Excerpts from a dataset
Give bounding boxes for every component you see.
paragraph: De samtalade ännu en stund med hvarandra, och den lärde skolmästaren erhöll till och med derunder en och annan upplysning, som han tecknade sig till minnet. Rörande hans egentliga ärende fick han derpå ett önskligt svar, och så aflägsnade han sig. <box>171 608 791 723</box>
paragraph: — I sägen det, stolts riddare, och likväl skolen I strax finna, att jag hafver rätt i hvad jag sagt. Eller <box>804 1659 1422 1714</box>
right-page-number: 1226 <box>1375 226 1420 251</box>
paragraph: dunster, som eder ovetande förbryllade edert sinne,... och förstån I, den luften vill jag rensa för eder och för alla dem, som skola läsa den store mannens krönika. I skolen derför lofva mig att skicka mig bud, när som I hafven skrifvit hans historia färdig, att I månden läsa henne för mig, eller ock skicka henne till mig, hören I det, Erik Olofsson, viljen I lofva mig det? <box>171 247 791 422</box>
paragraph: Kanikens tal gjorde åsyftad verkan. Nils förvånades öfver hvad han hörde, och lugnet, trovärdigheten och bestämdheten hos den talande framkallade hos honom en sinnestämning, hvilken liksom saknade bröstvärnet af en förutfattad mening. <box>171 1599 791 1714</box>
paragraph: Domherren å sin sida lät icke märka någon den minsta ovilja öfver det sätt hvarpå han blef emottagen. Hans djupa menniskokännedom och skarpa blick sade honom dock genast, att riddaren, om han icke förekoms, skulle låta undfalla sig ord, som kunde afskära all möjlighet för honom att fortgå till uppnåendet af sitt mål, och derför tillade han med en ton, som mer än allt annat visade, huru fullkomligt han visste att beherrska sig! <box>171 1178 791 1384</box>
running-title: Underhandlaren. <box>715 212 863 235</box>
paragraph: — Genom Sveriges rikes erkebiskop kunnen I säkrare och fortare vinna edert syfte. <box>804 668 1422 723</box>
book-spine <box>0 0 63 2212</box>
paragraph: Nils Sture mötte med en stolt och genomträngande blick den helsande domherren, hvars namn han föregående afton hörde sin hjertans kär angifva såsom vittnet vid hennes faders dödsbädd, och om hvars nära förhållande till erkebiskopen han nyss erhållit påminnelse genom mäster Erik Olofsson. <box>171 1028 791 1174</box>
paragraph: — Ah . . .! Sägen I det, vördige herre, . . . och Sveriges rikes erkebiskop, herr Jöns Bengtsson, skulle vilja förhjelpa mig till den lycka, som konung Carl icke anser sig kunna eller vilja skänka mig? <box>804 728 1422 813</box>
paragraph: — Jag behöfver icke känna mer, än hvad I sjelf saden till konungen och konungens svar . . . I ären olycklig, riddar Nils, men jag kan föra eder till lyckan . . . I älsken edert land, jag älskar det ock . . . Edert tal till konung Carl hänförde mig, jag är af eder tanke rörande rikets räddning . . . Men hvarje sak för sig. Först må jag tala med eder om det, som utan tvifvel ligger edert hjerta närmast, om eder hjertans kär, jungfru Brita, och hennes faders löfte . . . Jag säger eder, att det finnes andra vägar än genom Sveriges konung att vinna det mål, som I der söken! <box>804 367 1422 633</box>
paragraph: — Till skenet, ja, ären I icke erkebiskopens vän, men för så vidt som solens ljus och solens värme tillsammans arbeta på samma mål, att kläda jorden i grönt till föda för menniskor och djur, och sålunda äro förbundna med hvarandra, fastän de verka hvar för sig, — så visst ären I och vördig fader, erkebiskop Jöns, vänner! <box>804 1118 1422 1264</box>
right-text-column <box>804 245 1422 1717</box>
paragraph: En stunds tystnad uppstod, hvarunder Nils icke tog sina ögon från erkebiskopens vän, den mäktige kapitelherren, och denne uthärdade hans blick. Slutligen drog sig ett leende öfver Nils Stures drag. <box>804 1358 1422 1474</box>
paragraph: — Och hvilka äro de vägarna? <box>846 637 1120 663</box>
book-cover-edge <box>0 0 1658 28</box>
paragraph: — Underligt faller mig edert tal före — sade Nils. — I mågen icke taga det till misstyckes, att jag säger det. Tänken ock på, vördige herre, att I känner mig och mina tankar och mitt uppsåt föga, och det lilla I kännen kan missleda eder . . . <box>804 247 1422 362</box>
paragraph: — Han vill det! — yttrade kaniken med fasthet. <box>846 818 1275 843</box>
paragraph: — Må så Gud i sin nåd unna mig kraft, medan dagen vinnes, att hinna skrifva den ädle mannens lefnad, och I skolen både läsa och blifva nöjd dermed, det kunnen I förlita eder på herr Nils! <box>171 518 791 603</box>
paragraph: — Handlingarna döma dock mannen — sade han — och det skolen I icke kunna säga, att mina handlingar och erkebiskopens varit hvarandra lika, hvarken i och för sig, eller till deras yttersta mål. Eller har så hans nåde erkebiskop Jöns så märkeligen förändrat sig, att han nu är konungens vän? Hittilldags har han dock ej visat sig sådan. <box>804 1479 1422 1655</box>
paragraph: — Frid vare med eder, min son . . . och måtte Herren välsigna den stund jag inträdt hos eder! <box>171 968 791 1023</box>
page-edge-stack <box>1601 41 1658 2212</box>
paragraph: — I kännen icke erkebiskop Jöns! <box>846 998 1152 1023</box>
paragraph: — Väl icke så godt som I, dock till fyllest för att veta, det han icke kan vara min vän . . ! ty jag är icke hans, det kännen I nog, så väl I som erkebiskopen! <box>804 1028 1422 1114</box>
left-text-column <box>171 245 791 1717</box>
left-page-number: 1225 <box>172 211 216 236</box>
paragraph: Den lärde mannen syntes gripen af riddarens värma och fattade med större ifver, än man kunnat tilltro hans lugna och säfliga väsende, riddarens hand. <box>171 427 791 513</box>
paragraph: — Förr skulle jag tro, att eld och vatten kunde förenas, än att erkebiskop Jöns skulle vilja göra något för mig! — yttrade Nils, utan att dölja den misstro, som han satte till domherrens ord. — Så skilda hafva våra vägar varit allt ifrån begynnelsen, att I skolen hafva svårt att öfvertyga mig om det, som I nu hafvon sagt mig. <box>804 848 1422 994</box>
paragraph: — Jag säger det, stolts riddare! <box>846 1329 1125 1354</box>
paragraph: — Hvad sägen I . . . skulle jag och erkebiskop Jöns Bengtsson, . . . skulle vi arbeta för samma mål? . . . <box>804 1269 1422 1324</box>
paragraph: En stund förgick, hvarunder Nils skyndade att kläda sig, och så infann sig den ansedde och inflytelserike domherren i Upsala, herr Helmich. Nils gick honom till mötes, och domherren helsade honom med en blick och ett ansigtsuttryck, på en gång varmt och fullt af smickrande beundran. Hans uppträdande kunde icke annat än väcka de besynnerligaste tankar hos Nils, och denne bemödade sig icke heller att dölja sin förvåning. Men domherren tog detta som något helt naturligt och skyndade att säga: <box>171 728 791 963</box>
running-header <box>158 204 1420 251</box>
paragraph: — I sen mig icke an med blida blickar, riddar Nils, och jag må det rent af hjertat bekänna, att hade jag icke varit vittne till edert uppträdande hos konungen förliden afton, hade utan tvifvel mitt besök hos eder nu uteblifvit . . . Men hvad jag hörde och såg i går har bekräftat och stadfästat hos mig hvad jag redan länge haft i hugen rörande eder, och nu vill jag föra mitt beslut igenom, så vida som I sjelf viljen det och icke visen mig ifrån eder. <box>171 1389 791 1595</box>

_ACTION ITEM_
Every record above is to be restated exactly as it reads.

_EXERCISE RESPONSE_
Give bounding boxes for every component you see.
paragraph: De samtalade ännu en stund med hvarandra, och den lärde skolmästaren erhöll till och med derunder en och annan upplysning, som han tecknade sig till minnet. Rörande hans egentliga ärende fick han derpå ett önskligt svar, och så aflägsnade han sig. <box>171 608 791 723</box>
paragraph: — I sägen det, stolts riddare, och likväl skolen I strax finna, att jag hafver rätt i hvad jag sagt. Eller <box>804 1659 1422 1714</box>
right-page-number: 1226 <box>1375 226 1420 251</box>
paragraph: dunster, som eder ovetande förbryllade edert sinne,... och förstån I, den luften vill jag rensa för eder och för alla dem, som skola läsa den store mannens krönika. I skolen derför lofva mig att skicka mig bud, när som I hafven skrifvit hans historia färdig, att I månden läsa henne för mig, eller ock skicka henne till mig, hören I det, Erik Olofsson, viljen I lofva mig det? <box>171 247 791 422</box>
paragraph: Kanikens tal gjorde åsyftad verkan. Nils förvånades öfver hvad han hörde, och lugnet, trovärdigheten och bestämdheten hos den talande framkallade hos honom en sinnestämning, hvilken liksom saknade bröstvärnet af en förutfattad mening. <box>171 1599 791 1714</box>
paragraph: Domherren å sin sida lät icke märka någon den minsta ovilja öfver det sätt hvarpå han blef emottagen. Hans djupa menniskokännedom och skarpa blick sade honom dock genast, att riddaren, om han icke förekoms, skulle låta undfalla sig ord, som kunde afskära all möjlighet för honom att fortgå till uppnåendet af sitt mål, och derför tillade han med en ton, som mer än allt annat visade, huru fullkomligt han visste att beherrska sig! <box>171 1178 791 1384</box>
running-title: Underhandlaren. <box>715 212 863 235</box>
paragraph: — Genom Sveriges rikes erkebiskop kunnen I säkrare och fortare vinna edert syfte. <box>804 668 1422 723</box>
book-spine <box>0 0 63 2212</box>
paragraph: Nils Sture mötte med en stolt och genomträngande blick den helsande domherren, hvars namn han föregående afton hörde sin hjertans kär angifva såsom vittnet vid hennes faders dödsbädd, och om hvars nära förhållande till erkebiskopen han nyss erhållit påminnelse genom mäster Erik Olofsson. <box>171 1028 791 1174</box>
paragraph: — Ah . . .! Sägen I det, vördige herre, . . . och Sveriges rikes erkebiskop, herr Jöns Bengtsson, skulle vilja förhjelpa mig till den lycka, som konung Carl icke anser sig kunna eller vilja skänka mig? <box>804 728 1422 813</box>
paragraph: — Jag behöfver icke känna mer, än hvad I sjelf saden till konungen och konungens svar . . . I ären olycklig, riddar Nils, men jag kan föra eder till lyckan . . . I älsken edert land, jag älskar det ock . . . Edert tal till konung Carl hänförde mig, jag är af eder tanke rörande rikets räddning . . . Men hvarje sak för sig. Först må jag tala med eder om det, som utan tvifvel ligger edert hjerta närmast, om eder hjertans kär, jungfru Brita, och hennes faders löfte . . . Jag säger eder, att det finnes andra vägar än genom Sveriges konung att vinna det mål, som I der söken! <box>804 367 1422 633</box>
paragraph: — Till skenet, ja, ären I icke erkebiskopens vän, men för så vidt som solens ljus och solens värme tillsammans arbeta på samma mål, att kläda jorden i grönt till föda för menniskor och djur, och sålunda äro förbundna med hvarandra, fastän de verka hvar för sig, — så visst ären I och vördig fader, erkebiskop Jöns, vänner! <box>804 1118 1422 1264</box>
right-text-column <box>804 245 1422 1717</box>
paragraph: En stunds tystnad uppstod, hvarunder Nils icke tog sina ögon från erkebiskopens vän, den mäktige kapitelherren, och denne uthärdade hans blick. Slutligen drog sig ett leende öfver Nils Stures drag. <box>804 1358 1422 1474</box>
paragraph: — Och hvilka äro de vägarna? <box>846 637 1120 663</box>
book-cover-edge <box>0 0 1658 28</box>
paragraph: — Underligt faller mig edert tal före — sade Nils. — I mågen icke taga det till misstyckes, att jag säger det. Tänken ock på, vördige herre, att I känner mig och mina tankar och mitt uppsåt föga, och det lilla I kännen kan missleda eder . . . <box>804 247 1422 362</box>
paragraph: — Han vill det! — yttrade kaniken med fasthet. <box>846 818 1275 843</box>
paragraph: — Må så Gud i sin nåd unna mig kraft, medan dagen vinnes, att hinna skrifva den ädle mannens lefnad, och I skolen både läsa och blifva nöjd dermed, det kunnen I förlita eder på herr Nils! <box>171 518 791 603</box>
paragraph: — Handlingarna döma dock mannen — sade han — och det skolen I icke kunna säga, att mina handlingar och erkebiskopens varit hvarandra lika, hvarken i och för sig, eller till deras yttersta mål. Eller har så hans nåde erkebiskop Jöns så märkeligen förändrat sig, att han nu är konungens vän? Hittilldags har han dock ej visat sig sådan. <box>804 1479 1422 1655</box>
paragraph: — Frid vare med eder, min son . . . och måtte Herren välsigna den stund jag inträdt hos eder! <box>171 968 791 1023</box>
page-edge-stack <box>1601 41 1658 2212</box>
paragraph: — I kännen icke erkebiskop Jöns! <box>846 998 1152 1023</box>
paragraph: — Väl icke så godt som I, dock till fyllest för att veta, det han icke kan vara min vän . . ! ty jag är icke hans, det kännen I nog, så väl I som erkebiskopen! <box>804 1028 1422 1114</box>
left-text-column <box>171 245 791 1717</box>
left-page-number: 1225 <box>172 211 216 236</box>
paragraph: Den lärde mannen syntes gripen af riddarens värma och fattade med större ifver, än man kunnat tilltro hans lugna och säfliga väsende, riddarens hand. <box>171 427 791 513</box>
paragraph: — Förr skulle jag tro, att eld och vatten kunde förenas, än att erkebiskop Jöns skulle vilja göra något för mig! — yttrade Nils, utan att dölja den misstro, som han satte till domherrens ord. — Så skilda hafva våra vägar varit allt ifrån begynnelsen, att I skolen hafva svårt att öfvertyga mig om det, som I nu hafvon sagt mig. <box>804 848 1422 994</box>
paragraph: — Jag säger det, stolts riddare! <box>846 1329 1125 1354</box>
paragraph: — Hvad sägen I . . . skulle jag och erkebiskop Jöns Bengtsson, . . . skulle vi arbeta för samma mål? . . . <box>804 1269 1422 1324</box>
paragraph: En stund förgick, hvarunder Nils skyndade att kläda sig, och så infann sig den ansedde och inflytelserike domherren i Upsala, herr Helmich. Nils gick honom till mötes, och domherren helsade honom med en blick och ett ansigtsuttryck, på en gång varmt och fullt af smickrande beundran. Hans uppträdande kunde icke annat än väcka de besynnerligaste tankar hos Nils, och denne bemödade sig icke heller att dölja sin förvåning. Men domherren tog detta som något helt naturligt och skyndade att säga: <box>171 728 791 963</box>
running-header <box>158 204 1420 251</box>
paragraph: — I sen mig icke an med blida blickar, riddar Nils, och jag må det rent af hjertat bekänna, att hade jag icke varit vittne till edert uppträdande hos konungen förliden afton, hade utan tvifvel mitt besök hos eder nu uteblifvit . . . Men hvad jag hörde och såg i går har bekräftat och stadfästat hos mig hvad jag redan länge haft i hugen rörande eder, och nu vill jag föra mitt beslut igenom, så vida som I sjelf viljen det och icke visen mig ifrån eder. <box>171 1389 791 1595</box>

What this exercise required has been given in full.